[Data entries]
|---|

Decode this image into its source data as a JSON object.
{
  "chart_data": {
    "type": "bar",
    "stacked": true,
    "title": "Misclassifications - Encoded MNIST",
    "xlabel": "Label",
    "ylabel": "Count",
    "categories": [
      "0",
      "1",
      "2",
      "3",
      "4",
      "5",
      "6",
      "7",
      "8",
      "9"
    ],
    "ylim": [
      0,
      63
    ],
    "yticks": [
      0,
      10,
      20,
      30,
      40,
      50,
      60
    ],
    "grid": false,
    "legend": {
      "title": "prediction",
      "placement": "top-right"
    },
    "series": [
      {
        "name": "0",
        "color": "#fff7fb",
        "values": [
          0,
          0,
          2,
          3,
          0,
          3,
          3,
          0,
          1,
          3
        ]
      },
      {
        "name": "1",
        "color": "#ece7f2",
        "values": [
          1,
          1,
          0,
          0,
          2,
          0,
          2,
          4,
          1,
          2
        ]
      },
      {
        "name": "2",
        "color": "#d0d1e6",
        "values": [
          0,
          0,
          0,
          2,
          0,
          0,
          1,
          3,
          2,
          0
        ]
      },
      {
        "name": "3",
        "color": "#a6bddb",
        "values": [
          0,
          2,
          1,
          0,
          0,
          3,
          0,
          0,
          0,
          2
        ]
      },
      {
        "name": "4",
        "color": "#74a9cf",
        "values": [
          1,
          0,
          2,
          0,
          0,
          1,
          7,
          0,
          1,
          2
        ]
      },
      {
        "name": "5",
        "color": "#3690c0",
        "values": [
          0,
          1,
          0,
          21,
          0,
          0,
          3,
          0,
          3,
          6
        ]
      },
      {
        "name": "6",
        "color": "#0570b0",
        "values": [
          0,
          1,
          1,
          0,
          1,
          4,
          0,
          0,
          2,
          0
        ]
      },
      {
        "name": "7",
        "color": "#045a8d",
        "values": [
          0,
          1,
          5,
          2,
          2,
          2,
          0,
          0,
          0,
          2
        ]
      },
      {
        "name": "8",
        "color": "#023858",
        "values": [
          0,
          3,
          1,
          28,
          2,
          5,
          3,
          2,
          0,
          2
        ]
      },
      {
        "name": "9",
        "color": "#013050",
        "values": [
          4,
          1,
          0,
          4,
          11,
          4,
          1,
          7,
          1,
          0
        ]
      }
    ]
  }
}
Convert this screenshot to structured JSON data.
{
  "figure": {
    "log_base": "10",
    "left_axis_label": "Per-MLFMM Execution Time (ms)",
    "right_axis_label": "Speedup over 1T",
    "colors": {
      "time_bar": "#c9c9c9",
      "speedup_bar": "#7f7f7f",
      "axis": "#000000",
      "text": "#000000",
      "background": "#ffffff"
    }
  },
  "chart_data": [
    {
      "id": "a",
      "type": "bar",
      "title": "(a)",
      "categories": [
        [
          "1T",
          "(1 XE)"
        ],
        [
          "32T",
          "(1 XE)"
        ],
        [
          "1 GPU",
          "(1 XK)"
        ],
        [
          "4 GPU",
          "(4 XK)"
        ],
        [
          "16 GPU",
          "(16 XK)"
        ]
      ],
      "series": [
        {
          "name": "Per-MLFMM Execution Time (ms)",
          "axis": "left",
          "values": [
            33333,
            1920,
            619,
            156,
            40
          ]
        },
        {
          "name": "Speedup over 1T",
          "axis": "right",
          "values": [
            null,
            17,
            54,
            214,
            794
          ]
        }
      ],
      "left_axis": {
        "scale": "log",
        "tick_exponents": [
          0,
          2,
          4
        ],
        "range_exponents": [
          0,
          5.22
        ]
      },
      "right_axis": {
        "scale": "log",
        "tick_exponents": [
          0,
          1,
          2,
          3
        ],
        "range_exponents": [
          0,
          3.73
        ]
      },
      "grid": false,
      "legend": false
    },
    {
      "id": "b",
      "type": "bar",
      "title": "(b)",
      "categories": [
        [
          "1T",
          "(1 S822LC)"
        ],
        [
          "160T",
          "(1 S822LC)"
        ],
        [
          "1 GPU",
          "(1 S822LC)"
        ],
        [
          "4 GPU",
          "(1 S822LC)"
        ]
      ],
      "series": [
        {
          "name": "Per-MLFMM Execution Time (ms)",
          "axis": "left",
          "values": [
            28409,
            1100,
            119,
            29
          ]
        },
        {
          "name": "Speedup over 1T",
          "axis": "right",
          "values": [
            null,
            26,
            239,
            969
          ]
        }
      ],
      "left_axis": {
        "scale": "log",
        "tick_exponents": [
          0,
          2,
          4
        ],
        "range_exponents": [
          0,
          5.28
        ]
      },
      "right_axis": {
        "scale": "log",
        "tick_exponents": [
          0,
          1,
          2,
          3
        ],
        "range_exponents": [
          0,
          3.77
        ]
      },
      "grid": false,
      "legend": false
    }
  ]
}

|---|

Only the number is wanted: how many lines contain the string "this"?

2